» GIVEN EXERCISE
Report how many lines below contain the word "frame". Give only the number.

» PROVIDED RECORDS
####################
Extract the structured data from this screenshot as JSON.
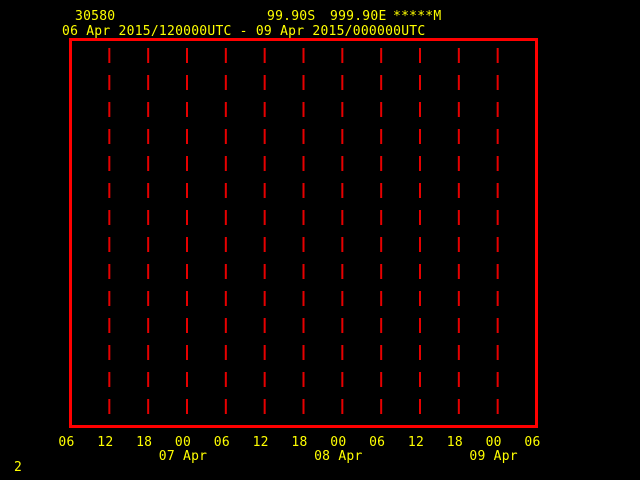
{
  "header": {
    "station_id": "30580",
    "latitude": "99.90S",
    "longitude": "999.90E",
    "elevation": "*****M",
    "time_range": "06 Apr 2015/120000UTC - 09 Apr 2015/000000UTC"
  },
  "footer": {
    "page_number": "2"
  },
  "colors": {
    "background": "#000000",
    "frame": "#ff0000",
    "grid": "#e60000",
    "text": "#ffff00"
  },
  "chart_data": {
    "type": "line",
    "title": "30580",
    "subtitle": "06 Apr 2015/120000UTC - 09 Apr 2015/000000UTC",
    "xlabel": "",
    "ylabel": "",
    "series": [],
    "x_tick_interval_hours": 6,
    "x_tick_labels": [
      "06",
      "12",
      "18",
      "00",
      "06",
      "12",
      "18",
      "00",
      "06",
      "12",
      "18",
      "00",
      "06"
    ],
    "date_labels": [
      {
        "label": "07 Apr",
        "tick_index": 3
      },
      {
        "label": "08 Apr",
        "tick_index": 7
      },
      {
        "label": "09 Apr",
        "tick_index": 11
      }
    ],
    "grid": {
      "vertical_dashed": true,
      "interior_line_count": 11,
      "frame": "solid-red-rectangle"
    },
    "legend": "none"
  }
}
####################
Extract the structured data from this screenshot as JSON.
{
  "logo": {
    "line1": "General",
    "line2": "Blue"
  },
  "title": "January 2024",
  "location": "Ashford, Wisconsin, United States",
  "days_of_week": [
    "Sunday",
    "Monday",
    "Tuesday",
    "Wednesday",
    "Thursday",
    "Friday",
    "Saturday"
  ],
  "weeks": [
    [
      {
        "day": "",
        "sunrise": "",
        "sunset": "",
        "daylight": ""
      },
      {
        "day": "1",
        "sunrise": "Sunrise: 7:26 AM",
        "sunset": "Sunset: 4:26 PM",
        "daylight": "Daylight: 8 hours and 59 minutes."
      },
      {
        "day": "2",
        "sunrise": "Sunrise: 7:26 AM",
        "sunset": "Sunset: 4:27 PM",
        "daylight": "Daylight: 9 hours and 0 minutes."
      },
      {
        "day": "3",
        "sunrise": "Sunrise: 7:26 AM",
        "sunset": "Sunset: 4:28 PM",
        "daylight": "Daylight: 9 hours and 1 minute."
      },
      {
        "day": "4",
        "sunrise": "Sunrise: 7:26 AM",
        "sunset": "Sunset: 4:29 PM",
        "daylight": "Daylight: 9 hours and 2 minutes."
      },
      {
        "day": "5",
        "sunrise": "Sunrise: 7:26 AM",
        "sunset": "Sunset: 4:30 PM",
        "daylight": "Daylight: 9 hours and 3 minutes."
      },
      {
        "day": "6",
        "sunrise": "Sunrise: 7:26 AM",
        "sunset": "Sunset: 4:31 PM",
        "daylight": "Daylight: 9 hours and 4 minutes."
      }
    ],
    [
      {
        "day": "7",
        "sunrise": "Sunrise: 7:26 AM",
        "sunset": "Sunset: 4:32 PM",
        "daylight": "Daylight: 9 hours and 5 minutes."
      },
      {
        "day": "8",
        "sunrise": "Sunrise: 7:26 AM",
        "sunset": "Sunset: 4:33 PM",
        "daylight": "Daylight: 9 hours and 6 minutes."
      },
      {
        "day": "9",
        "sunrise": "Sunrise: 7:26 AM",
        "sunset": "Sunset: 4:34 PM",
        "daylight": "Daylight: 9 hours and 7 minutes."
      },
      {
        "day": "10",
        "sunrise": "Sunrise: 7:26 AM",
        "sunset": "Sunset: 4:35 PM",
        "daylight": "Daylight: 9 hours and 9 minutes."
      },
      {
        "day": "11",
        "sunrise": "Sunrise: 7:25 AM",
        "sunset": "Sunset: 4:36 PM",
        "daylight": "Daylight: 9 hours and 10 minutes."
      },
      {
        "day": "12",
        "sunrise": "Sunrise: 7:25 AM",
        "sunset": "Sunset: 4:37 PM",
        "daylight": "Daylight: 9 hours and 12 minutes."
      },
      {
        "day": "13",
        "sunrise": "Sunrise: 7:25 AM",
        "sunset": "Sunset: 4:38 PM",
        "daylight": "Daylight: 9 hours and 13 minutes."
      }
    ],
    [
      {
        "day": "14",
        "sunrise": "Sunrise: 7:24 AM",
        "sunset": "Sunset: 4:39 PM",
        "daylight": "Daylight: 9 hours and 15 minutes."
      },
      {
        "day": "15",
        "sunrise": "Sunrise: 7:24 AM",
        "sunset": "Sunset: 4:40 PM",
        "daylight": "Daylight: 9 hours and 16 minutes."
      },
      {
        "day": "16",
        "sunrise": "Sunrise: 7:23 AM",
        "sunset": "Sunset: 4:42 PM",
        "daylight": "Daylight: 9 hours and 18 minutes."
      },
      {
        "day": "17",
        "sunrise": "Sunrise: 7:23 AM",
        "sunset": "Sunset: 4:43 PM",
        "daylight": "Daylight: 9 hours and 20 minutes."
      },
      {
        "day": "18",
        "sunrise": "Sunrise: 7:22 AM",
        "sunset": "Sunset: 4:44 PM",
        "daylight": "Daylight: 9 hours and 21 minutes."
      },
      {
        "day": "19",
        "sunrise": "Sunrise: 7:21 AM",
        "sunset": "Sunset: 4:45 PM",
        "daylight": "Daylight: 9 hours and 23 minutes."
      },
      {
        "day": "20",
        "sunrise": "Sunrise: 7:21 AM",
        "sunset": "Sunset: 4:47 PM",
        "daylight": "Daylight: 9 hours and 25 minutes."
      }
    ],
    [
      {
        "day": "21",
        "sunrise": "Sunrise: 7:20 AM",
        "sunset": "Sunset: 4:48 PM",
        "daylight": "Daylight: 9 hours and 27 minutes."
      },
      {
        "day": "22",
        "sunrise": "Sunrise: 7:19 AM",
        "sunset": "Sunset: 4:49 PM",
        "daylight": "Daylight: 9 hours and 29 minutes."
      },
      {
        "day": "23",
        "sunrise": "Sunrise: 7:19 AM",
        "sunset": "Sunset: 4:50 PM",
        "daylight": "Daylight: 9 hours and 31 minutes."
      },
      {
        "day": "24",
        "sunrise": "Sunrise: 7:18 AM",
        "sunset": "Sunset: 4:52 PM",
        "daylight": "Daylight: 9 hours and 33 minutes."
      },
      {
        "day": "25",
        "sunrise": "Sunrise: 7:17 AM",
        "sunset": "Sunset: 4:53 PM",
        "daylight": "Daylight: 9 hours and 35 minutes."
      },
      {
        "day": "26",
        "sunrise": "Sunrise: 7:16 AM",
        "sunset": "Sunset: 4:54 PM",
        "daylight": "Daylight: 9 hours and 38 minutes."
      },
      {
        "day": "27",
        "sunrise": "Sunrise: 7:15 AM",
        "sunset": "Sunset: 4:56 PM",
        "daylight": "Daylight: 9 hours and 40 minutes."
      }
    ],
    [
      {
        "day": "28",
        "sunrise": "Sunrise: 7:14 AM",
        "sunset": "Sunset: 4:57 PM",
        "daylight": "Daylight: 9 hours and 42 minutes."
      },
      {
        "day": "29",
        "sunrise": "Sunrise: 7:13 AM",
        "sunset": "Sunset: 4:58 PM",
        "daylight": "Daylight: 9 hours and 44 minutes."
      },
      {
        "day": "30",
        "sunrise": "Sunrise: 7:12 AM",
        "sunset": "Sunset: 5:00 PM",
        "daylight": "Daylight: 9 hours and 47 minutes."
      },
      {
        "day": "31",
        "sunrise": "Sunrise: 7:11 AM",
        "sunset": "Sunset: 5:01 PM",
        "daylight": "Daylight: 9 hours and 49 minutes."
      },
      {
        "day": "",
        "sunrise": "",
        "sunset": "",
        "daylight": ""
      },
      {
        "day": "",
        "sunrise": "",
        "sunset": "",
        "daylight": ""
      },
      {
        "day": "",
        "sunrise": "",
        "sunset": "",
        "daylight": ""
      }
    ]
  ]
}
####################
» COMPLETED TASK
2